== Entries ==

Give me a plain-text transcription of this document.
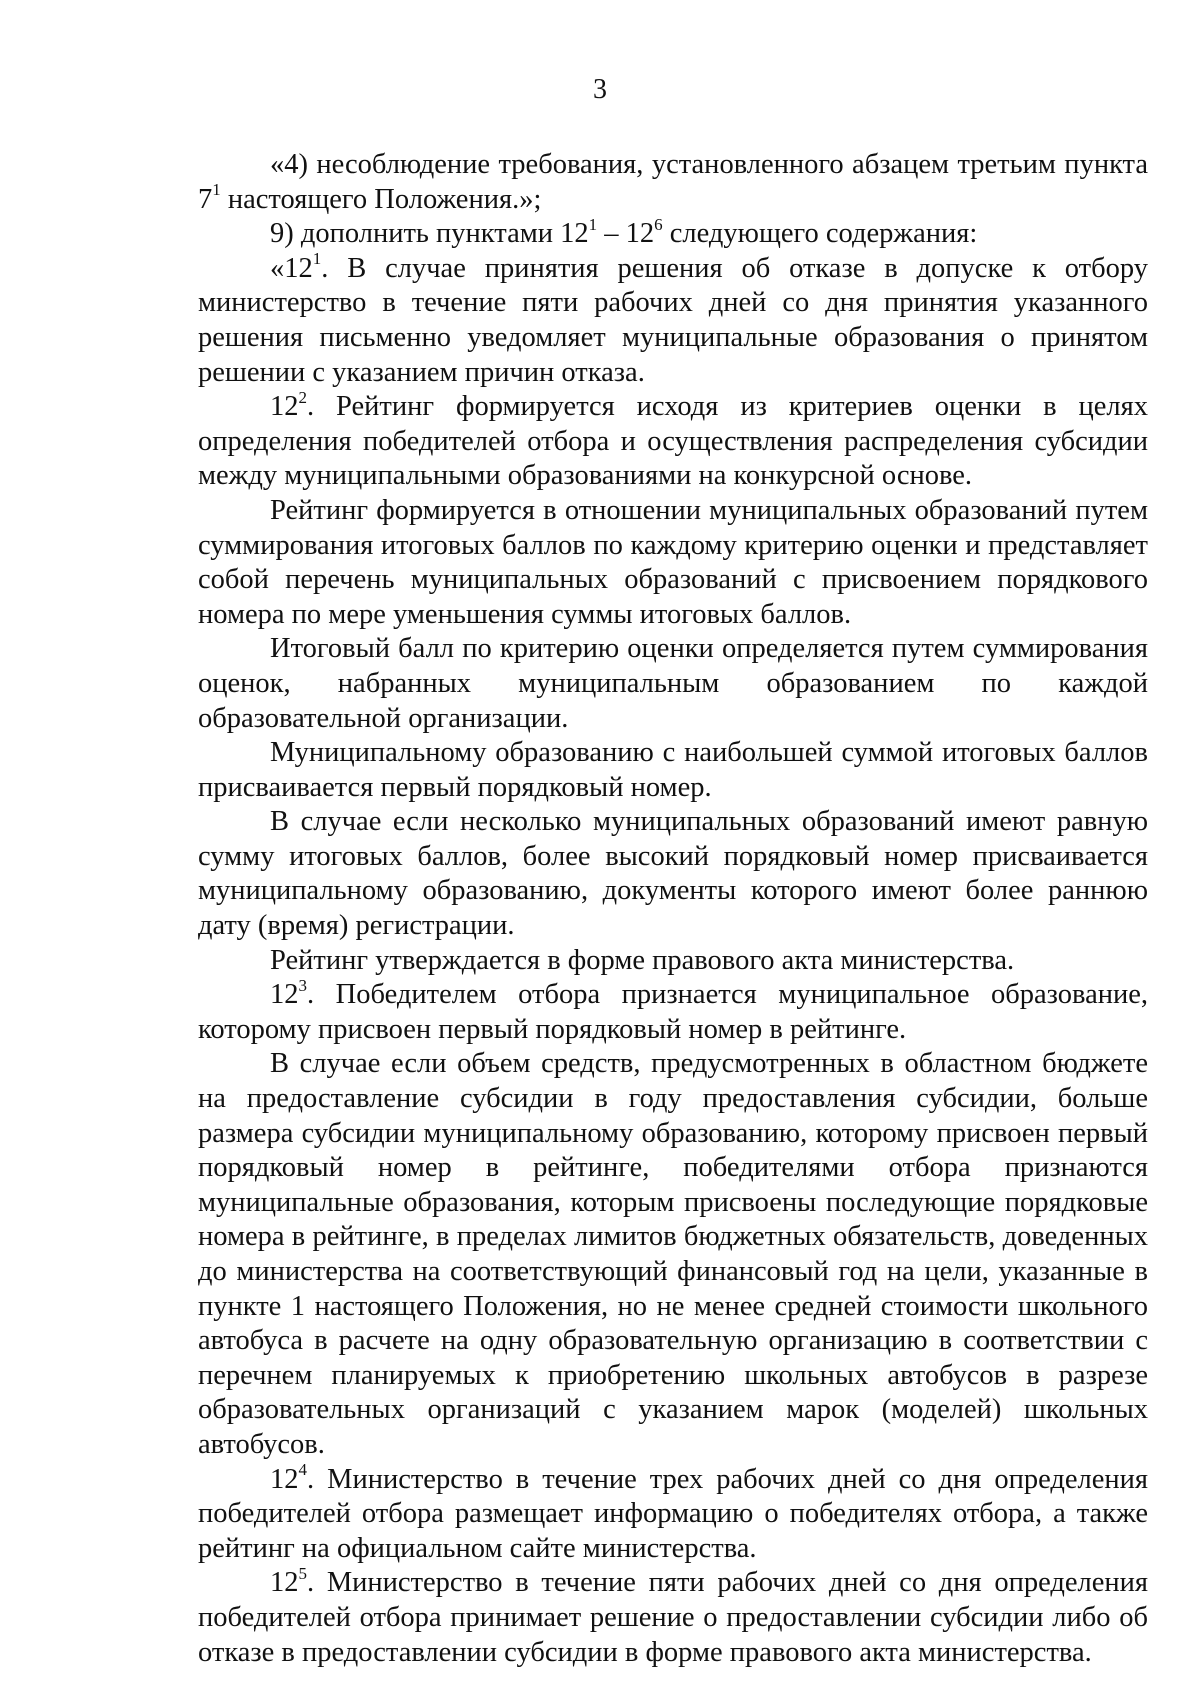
3

«4) несоблюдение требования, установленного абзацем третьим пункта $7^1$ настоящего Положения.»;

9) дополнить пунктами $12^1 - 12^6$ следующего содержания:

«$12^1$. В случае принятия решения об отказе в допуске к отбору министерство в течение пяти рабочих дней со дня принятия указанного решения письменно уведомляет муниципальные образования о принятом решении с указанием причин отказа.

$12^2$. Рейтинг формируется исходя из критериев оценки в целях определения победителей отбора и осуществления распределения субсидии между муниципальными образованиями на конкурсной основе.

Рейтинг формируется в отношении муниципальных образований путем суммирования итоговых баллов по каждому критерию оценки и представляет собой перечень муниципальных образований с присвоением порядкового номера по мере уменьшения суммы итоговых баллов.

Итоговый балл по критерию оценки определяется путем суммирования оценок, набранных муниципальным образованием по каждой образовательной организации.

Муниципальному образованию с наибольшей суммой итоговых баллов присваивается первый порядковый номер.

В случае если несколько муниципальных образований имеют равную сумму итоговых баллов, более высокий порядковый номер присваивается муниципальному образованию, документы которого имеют более раннюю дату (время) регистрации.

Рейтинг утверждается в форме правового акта министерства.

$12^3$. Победителем отбора признается муниципальное образование, которому присвоен первый порядковый номер в рейтинге.

В случае если объем средств, предусмотренных в областном бюджете на предоставление субсидии в году предоставления субсидии, больше размера субсидии муниципальному образованию, которому присвоен первый порядковый номер в рейтинге, победителями отбора признаются муниципальные образования, которым присвоены последующие порядковые номера в рейтинге, в пределах лимитов бюджетных обязательств, доведенных до министерства на соответствующий финансовый год на цели, указанные в пункте 1 настоящего Положения, но не менее средней стоимости школьного автобуса в расчете на одну образовательную организацию в соответствии с перечнем планируемых к приобретению школьных автобусов в разрезе образовательных организаций с указанием марок (моделей) школьных автобусов.

$12^4$. Министерство в течение трех рабочих дней со дня определения победителей отбора размещает информацию о победителях отбора, а также рейтинг на официальном сайте министерства.

$12^5$. Министерство в течение пяти рабочих дней со дня определения победителей отбора принимает решение о предоставлении субсидии либо об отказе в предоставлении субсидии в форме правового акта министерства.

===

## The problem
Above are records with pictures; repeat the records exactly and leave the pictures out.

## Task response
Give me a plain-text transcription of this document.
3

«4) несоблюдение требования, установленного абзацем третьим пункта $7^1$ настоящего Положения.»;

9) дополнить пунктами $12^1 - 12^6$ следующего содержания:

«$12^1$. В случае принятия решения об отказе в допуске к отбору министерство в течение пяти рабочих дней со дня принятия указанного решения письменно уведомляет муниципальные образования о принятом решении с указанием причин отказа.

$12^2$. Рейтинг формируется исходя из критериев оценки в целях определения победителей отбора и осуществления распределения субсидии между муниципальными образованиями на конкурсной основе.

Рейтинг формируется в отношении муниципальных образований путем суммирования итоговых баллов по каждому критерию оценки и представляет собой перечень муниципальных образований с присвоением порядкового номера по мере уменьшения суммы итоговых баллов.

Итоговый балл по критерию оценки определяется путем суммирования оценок, набранных муниципальным образованием по каждой образовательной организации.

Муниципальному образованию с наибольшей суммой итоговых баллов присваивается первый порядковый номер.

В случае если несколько муниципальных образований имеют равную сумму итоговых баллов, более высокий порядковый номер присваивается муниципальному образованию, документы которого имеют более раннюю дату (время) регистрации.

Рейтинг утверждается в форме правового акта министерства.

$12^3$. Победителем отбора признается муниципальное образование, которому присвоен первый порядковый номер в рейтинге.

В случае если объем средств, предусмотренных в областном бюджете на предоставление субсидии в году предоставления субсидии, больше размера субсидии муниципальному образованию, которому присвоен первый порядковый номер в рейтинге, победителями отбора признаются муниципальные образования, которым присвоены последующие порядковые номера в рейтинге, в пределах лимитов бюджетных обязательств, доведенных до министерства на соответствующий финансовый год на цели, указанные в пункте 1 настоящего Положения, но не менее средней стоимости школьного автобуса в расчете на одну образовательную организацию в соответствии с перечнем планируемых к приобретению школьных автобусов в разрезе образовательных организаций с указанием марок (моделей) школьных автобусов.

$12^4$. Министерство в течение трех рабочих дней со дня определения победителей отбора размещает информацию о победителях отбора, а также рейтинг на официальном сайте министерства.

$12^5$. Министерство в течение пяти рабочих дней со дня определения победителей отбора принимает решение о предоставлении субсидии либо об отказе в предоставлении субсидии в форме правового акта министерства.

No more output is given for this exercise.